Raw data:
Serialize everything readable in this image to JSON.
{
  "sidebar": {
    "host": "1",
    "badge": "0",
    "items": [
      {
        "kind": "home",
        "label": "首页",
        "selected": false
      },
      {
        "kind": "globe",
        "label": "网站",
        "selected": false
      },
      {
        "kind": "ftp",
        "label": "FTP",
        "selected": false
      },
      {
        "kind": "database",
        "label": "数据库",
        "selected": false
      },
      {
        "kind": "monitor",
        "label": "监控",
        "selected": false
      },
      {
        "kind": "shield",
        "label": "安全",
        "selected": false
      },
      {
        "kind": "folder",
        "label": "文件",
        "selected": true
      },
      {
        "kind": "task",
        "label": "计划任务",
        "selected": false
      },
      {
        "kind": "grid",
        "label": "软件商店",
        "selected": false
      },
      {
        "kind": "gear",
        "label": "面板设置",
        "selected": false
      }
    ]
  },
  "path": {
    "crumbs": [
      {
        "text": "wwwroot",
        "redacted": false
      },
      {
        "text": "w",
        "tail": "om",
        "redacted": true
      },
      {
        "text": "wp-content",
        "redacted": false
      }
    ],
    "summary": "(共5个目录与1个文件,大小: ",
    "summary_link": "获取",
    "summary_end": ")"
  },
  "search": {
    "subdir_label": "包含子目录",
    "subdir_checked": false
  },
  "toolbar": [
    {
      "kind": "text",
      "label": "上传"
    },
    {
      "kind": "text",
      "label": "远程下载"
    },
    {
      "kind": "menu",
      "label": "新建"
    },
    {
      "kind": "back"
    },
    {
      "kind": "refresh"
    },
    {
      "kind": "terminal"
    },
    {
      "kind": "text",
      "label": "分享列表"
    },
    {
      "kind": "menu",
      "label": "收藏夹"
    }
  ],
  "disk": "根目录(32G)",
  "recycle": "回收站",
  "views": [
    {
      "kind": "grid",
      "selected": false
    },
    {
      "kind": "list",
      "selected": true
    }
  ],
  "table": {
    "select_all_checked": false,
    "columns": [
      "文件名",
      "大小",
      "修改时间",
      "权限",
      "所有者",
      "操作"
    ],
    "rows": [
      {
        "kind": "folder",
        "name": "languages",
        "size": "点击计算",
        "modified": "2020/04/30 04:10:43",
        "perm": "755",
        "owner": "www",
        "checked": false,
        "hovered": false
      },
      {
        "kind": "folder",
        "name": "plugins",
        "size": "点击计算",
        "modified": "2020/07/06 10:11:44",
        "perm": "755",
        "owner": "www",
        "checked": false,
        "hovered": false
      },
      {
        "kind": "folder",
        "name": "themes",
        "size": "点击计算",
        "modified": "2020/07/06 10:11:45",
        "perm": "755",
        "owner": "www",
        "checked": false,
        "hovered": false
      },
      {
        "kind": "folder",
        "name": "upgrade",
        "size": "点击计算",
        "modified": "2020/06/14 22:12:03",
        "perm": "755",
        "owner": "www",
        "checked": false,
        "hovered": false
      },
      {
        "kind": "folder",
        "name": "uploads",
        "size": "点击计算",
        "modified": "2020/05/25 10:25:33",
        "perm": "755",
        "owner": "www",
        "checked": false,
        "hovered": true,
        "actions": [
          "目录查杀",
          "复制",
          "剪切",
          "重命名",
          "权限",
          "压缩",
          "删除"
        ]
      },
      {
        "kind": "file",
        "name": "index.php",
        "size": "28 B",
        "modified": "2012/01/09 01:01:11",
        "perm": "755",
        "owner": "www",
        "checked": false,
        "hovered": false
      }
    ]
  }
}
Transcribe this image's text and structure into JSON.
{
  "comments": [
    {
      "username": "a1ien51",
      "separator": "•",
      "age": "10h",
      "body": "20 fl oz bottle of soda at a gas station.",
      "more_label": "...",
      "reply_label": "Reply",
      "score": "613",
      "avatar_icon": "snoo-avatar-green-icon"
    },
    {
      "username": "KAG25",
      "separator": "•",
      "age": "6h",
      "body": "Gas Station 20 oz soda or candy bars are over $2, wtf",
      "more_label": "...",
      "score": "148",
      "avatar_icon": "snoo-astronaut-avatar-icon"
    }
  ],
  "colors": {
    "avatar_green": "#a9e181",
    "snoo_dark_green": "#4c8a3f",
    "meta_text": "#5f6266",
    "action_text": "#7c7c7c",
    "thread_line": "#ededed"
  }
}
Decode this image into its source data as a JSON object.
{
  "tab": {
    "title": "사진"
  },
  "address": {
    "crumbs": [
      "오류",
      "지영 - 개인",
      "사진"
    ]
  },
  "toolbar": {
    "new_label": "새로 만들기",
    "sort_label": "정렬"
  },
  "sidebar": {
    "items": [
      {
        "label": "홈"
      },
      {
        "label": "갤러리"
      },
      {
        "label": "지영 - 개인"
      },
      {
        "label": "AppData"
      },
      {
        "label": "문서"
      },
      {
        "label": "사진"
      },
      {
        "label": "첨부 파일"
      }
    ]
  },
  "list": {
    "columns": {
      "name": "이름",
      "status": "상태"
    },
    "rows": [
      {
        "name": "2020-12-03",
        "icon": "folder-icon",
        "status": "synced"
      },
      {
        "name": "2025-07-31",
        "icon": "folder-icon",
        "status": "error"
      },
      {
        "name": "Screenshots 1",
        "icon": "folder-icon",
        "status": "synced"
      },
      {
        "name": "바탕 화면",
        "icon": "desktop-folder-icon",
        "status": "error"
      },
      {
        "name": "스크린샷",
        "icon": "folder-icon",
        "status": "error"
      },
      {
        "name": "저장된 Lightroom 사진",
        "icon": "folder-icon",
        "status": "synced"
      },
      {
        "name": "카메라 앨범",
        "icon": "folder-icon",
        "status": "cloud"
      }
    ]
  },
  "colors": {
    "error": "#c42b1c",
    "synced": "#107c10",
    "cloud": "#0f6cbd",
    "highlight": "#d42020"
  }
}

What the task asks: Copy out each line of the data where the string "this" appears.

Full output:
Serialize everything readable in this image to JSON.
Transcribe this image's text and structure into JSON.
Decode this image into its source data as a JSON object.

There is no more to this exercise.